What you need to do
Repeat the records exactly. Every line must match.

Information given
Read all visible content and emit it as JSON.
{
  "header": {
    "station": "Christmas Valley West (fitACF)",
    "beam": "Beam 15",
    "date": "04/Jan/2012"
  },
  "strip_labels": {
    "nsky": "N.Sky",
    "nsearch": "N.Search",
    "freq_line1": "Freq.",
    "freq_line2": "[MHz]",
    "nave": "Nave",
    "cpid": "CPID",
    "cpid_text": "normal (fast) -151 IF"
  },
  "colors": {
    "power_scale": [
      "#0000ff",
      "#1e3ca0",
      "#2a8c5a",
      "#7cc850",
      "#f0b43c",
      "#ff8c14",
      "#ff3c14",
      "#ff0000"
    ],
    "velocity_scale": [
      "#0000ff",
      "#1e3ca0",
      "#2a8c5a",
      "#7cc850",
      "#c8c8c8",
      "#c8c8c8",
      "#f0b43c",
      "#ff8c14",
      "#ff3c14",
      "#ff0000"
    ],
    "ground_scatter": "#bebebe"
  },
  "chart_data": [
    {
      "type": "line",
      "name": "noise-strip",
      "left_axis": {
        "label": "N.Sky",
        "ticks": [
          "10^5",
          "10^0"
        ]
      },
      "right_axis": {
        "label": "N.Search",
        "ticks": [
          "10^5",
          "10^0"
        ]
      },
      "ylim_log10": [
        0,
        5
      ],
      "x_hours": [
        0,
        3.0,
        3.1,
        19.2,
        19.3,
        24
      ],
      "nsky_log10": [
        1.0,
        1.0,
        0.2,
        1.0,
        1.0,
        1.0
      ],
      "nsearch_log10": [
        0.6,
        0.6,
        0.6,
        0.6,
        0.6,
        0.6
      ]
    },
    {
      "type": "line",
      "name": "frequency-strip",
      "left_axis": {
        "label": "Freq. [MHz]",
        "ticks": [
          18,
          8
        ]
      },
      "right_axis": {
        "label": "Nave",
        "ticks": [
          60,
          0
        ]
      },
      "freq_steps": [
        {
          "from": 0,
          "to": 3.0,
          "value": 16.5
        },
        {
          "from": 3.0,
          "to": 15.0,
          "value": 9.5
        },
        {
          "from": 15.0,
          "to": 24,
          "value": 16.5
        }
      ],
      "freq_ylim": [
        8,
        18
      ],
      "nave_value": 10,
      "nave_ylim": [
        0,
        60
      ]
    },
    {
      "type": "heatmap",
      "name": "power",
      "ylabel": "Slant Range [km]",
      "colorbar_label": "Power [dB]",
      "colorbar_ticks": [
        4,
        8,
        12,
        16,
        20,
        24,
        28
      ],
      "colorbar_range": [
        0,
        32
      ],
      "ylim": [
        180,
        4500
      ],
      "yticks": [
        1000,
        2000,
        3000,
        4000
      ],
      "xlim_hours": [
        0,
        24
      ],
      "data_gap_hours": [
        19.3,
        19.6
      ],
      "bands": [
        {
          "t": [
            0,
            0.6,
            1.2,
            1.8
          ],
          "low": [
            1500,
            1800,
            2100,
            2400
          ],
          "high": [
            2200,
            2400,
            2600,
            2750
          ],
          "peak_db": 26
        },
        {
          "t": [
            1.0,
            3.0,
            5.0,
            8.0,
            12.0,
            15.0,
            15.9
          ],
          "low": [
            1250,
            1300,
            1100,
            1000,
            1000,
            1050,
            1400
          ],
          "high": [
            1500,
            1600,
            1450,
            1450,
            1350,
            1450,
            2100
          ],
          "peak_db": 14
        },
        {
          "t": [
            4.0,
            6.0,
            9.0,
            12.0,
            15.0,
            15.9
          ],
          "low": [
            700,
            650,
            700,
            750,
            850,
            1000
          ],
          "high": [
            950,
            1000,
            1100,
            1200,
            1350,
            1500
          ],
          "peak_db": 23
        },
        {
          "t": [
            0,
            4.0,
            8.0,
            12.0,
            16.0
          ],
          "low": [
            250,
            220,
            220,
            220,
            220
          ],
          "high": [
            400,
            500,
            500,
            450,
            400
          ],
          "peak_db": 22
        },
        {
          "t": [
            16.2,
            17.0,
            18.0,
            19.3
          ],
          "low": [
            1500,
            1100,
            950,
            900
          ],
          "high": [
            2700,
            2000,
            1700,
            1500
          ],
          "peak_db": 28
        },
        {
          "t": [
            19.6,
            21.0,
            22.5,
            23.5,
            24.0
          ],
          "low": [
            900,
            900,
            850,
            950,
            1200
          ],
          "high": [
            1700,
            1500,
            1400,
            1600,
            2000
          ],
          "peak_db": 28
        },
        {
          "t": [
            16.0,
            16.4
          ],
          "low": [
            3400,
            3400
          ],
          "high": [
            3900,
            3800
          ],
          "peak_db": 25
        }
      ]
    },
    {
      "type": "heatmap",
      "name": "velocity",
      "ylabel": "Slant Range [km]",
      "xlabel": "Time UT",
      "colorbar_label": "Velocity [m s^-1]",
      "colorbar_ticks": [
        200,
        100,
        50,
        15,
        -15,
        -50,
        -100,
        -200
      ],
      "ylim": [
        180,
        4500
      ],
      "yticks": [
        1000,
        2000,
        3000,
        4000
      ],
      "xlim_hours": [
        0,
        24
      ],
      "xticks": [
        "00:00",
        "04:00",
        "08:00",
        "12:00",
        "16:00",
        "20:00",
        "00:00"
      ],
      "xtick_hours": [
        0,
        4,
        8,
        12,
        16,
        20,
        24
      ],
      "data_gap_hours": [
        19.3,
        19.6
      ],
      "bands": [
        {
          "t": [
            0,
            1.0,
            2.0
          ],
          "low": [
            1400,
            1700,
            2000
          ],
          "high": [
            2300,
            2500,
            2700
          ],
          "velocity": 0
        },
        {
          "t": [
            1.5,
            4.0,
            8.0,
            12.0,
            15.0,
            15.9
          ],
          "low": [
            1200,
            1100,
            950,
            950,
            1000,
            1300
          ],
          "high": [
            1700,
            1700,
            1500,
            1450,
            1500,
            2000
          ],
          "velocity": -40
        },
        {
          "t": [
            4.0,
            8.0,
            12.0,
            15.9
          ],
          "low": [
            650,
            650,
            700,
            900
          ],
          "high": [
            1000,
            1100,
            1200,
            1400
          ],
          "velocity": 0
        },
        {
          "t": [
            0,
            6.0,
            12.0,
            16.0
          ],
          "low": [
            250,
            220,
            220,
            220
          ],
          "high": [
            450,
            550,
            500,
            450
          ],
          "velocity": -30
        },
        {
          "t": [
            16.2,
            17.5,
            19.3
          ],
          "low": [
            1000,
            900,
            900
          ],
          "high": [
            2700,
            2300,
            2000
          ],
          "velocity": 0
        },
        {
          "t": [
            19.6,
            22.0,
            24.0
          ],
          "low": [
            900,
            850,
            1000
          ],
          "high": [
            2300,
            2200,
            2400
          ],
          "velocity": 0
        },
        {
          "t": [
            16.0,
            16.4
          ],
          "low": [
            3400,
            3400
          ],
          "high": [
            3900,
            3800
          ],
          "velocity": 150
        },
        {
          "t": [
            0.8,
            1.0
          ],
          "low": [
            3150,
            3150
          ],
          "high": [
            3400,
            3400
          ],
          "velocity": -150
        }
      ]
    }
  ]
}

Correct result
Read all visible content and emit it as JSON.
{
  "header": {
    "station": "Christmas Valley West (fitACF)",
    "beam": "Beam 15",
    "date": "04/Jan/2012"
  },
  "strip_labels": {
    "nsky": "N.Sky",
    "nsearch": "N.Search",
    "freq_line1": "Freq.",
    "freq_line2": "[MHz]",
    "nave": "Nave",
    "cpid": "CPID",
    "cpid_text": "normal (fast) -151 IF"
  },
  "colors": {
    "power_scale": [
      "#0000ff",
      "#1e3ca0",
      "#2a8c5a",
      "#7cc850",
      "#f0b43c",
      "#ff8c14",
      "#ff3c14",
      "#ff0000"
    ],
    "velocity_scale": [
      "#0000ff",
      "#1e3ca0",
      "#2a8c5a",
      "#7cc850",
      "#c8c8c8",
      "#c8c8c8",
      "#f0b43c",
      "#ff8c14",
      "#ff3c14",
      "#ff0000"
    ],
    "ground_scatter": "#bebebe"
  },
  "chart_data": [
    {
      "type": "line",
      "name": "noise-strip",
      "left_axis": {
        "label": "N.Sky",
        "ticks": [
          "10^5",
          "10^0"
        ]
      },
      "right_axis": {
        "label": "N.Search",
        "ticks": [
          "10^5",
          "10^0"
        ]
      },
      "ylim_log10": [
        0,
        5
      ],
      "x_hours": [
        0,
        3.0,
        3.1,
        19.2,
        19.3,
        24
      ],
      "nsky_log10": [
        1.0,
        1.0,
        0.2,
        1.0,
        1.0,
        1.0
      ],
      "nsearch_log10": [
        0.6,
        0.6,
        0.6,
        0.6,
        0.6,
        0.6
      ]
    },
    {
      "type": "line",
      "name": "frequency-strip",
      "left_axis": {
        "label": "Freq. [MHz]",
        "ticks": [
          18,
          8
        ]
      },
      "right_axis": {
        "label": "Nave",
        "ticks": [
          60,
          0
        ]
      },
      "freq_steps": [
        {
          "from": 0,
          "to": 3.0,
          "value": 16.5
        },
        {
          "from": 3.0,
          "to": 15.0,
          "value": 9.5
        },
        {
          "from": 15.0,
          "to": 24,
          "value": 16.5
        }
      ],
      "freq_ylim": [
        8,
        18
      ],
      "nave_value": 10,
      "nave_ylim": [
        0,
        60
      ]
    },
    {
      "type": "heatmap",
      "name": "power",
      "ylabel": "Slant Range [km]",
      "colorbar_label": "Power [dB]",
      "colorbar_ticks": [
        4,
        8,
        12,
        16,
        20,
        24,
        28
      ],
      "colorbar_range": [
        0,
        32
      ],
      "ylim": [
        180,
        4500
      ],
      "yticks": [
        1000,
        2000,
        3000,
        4000
      ],
      "xlim_hours": [
        0,
        24
      ],
      "data_gap_hours": [
        19.3,
        19.6
      ],
      "bands": [
        {
          "t": [
            0,
            0.6,
            1.2,
            1.8
          ],
          "low": [
            1500,
            1800,
            2100,
            2400
          ],
          "high": [
            2200,
            2400,
            2600,
            2750
          ],
          "peak_db": 26
        },
        {
          "t": [
            1.0,
            3.0,
            5.0,
            8.0,
            12.0,
            15.0,
            15.9
          ],
          "low": [
            1250,
            1300,
            1100,
            1000,
            1000,
            1050,
            1400
          ],
          "high": [
            1500,
            1600,
            1450,
            1450,
            1350,
            1450,
            2100
          ],
          "peak_db": 14
        },
        {
          "t": [
            4.0,
            6.0,
            9.0,
            12.0,
            15.0,
            15.9
          ],
          "low": [
            700,
            650,
            700,
            750,
            850,
            1000
          ],
          "high": [
            950,
            1000,
            1100,
            1200,
            1350,
            1500
          ],
          "peak_db": 23
        },
        {
          "t": [
            0,
            4.0,
            8.0,
            12.0,
            16.0
          ],
          "low": [
            250,
            220,
            220,
            220,
            220
          ],
          "high": [
            400,
            500,
            500,
            450,
            400
          ],
          "peak_db": 22
        },
        {
          "t": [
            16.2,
            17.0,
            18.0,
            19.3
          ],
          "low": [
            1500,
            1100,
            950,
            900
          ],
          "high": [
            2700,
            2000,
            1700,
            1500
          ],
          "peak_db": 28
        },
        {
          "t": [
            19.6,
            21.0,
            22.5,
            23.5,
            24.0
          ],
          "low": [
            900,
            900,
            850,
            950,
            1200
          ],
          "high": [
            1700,
            1500,
            1400,
            1600,
            2000
          ],
          "peak_db": 28
        },
        {
          "t": [
            16.0,
            16.4
          ],
          "low": [
            3400,
            3400
          ],
          "high": [
            3900,
            3800
          ],
          "peak_db": 25
        }
      ]
    },
    {
      "type": "heatmap",
      "name": "velocity",
      "ylabel": "Slant Range [km]",
      "xlabel": "Time UT",
      "colorbar_label": "Velocity [m s^-1]",
      "colorbar_ticks": [
        200,
        100,
        50,
        15,
        -15,
        -50,
        -100,
        -200
      ],
      "ylim": [
        180,
        4500
      ],
      "yticks": [
        1000,
        2000,
        3000,
        4000
      ],
      "xlim_hours": [
        0,
        24
      ],
      "xticks": [
        "00:00",
        "04:00",
        "08:00",
        "12:00",
        "16:00",
        "20:00",
        "00:00"
      ],
      "xtick_hours": [
        0,
        4,
        8,
        12,
        16,
        20,
        24
      ],
      "data_gap_hours": [
        19.3,
        19.6
      ],
      "bands": [
        {
          "t": [
            0,
            1.0,
            2.0
          ],
          "low": [
            1400,
            1700,
            2000
          ],
          "high": [
            2300,
            2500,
            2700
          ],
          "velocity": 0
        },
        {
          "t": [
            1.5,
            4.0,
            8.0,
            12.0,
            15.0,
            15.9
          ],
          "low": [
            1200,
            1100,
            950,
            950,
            1000,
            1300
          ],
          "high": [
            1700,
            1700,
            1500,
            1450,
            1500,
            2000
          ],
          "velocity": -40
        },
        {
          "t": [
            4.0,
            8.0,
            12.0,
            15.9
          ],
          "low": [
            650,
            650,
            700,
            900
          ],
          "high": [
            1000,
            1100,
            1200,
            1400
          ],
          "velocity": 0
        },
        {
          "t": [
            0,
            6.0,
            12.0,
            16.0
          ],
          "low": [
            250,
            220,
            220,
            220
          ],
          "high": [
            450,
            550,
            500,
            450
          ],
          "velocity": -30
        },
        {
          "t": [
            16.2,
            17.5,
            19.3
          ],
          "low": [
            1000,
            900,
            900
          ],
          "high": [
            2700,
            2300,
            2000
          ],
          "velocity": 0
        },
        {
          "t": [
            19.6,
            22.0,
            24.0
          ],
          "low": [
            900,
            850,
            1000
          ],
          "high": [
            2300,
            2200,
            2400
          ],
          "velocity": 0
        },
        {
          "t": [
            16.0,
            16.4
          ],
          "low": [
            3400,
            3400
          ],
          "high": [
            3900,
            3800
          ],
          "velocity": 150
        },
        {
          "t": [
            0.8,
            1.0
          ],
          "low": [
            3150,
            3150
          ],
          "high": [
            3400,
            3400
          ],
          "velocity": -150
        }
      ]
    }
  ]
}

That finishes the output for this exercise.